begin Dataset records
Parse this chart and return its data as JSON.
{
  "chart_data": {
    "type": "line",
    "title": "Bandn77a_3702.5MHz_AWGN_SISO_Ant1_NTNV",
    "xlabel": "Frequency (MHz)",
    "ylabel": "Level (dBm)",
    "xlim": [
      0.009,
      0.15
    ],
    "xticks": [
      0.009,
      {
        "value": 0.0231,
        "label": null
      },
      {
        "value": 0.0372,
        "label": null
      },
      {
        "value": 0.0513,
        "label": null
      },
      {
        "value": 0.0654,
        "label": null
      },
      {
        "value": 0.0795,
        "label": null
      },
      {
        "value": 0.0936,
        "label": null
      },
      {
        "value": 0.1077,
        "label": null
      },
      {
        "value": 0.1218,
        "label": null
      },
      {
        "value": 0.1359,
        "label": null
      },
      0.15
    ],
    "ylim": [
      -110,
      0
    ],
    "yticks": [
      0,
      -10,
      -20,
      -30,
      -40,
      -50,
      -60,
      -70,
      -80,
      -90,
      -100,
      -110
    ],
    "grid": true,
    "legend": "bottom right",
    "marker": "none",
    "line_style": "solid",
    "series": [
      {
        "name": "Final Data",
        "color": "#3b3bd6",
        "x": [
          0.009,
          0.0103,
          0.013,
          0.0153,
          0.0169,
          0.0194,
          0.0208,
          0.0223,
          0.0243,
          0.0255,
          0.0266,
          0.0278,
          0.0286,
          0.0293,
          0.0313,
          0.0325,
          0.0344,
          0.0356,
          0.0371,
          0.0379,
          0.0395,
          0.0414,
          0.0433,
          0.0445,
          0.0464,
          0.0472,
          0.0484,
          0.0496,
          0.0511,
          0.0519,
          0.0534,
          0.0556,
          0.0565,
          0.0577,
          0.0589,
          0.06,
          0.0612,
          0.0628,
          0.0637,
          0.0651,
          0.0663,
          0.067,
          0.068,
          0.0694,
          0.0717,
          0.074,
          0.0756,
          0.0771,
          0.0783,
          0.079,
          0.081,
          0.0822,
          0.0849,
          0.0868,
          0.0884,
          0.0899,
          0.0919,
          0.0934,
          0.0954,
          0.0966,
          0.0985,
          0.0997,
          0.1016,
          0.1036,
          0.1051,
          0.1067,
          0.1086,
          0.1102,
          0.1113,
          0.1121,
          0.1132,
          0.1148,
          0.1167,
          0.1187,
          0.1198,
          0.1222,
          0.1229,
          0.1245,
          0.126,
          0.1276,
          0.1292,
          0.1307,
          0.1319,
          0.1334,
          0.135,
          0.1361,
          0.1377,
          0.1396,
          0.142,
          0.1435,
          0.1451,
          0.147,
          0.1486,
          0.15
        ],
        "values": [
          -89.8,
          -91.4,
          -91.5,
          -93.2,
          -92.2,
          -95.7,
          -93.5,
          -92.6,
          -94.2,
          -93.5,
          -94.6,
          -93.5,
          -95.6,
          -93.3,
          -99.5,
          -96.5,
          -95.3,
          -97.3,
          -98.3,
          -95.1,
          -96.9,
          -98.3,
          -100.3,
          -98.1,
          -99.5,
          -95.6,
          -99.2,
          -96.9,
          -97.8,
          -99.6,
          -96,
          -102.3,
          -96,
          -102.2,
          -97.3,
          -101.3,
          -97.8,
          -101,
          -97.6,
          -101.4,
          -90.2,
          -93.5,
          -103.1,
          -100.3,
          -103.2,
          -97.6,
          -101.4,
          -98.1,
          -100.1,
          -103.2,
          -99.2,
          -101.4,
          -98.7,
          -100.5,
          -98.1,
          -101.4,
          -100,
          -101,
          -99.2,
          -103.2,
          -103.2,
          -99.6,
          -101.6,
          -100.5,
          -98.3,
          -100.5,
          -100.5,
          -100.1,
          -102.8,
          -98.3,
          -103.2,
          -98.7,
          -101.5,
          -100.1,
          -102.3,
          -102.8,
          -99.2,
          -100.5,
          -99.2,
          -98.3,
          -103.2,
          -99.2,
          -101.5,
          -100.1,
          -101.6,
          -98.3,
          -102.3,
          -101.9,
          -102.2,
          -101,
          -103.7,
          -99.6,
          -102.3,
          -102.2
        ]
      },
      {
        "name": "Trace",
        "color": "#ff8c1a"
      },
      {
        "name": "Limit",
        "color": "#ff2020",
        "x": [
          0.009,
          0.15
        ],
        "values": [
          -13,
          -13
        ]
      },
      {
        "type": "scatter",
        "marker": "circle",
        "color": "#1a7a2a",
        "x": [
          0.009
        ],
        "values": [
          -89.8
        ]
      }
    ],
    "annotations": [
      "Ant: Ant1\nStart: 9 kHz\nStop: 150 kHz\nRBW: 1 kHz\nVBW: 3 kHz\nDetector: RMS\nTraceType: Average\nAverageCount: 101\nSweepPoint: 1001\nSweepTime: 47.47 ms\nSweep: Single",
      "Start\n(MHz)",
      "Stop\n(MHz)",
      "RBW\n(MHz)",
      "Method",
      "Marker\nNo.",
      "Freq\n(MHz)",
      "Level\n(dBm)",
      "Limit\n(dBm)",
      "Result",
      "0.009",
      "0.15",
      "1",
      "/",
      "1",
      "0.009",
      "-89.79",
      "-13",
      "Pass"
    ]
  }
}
end Dataset records
Prompt: Search the data above for the string "color" and copy each line that has it.

Output of the exercise:
        "color": "#3b3bd6",
        "color": "#ff8c1a"
        "color": "#ff2020",
        "color": "#1a7a2a",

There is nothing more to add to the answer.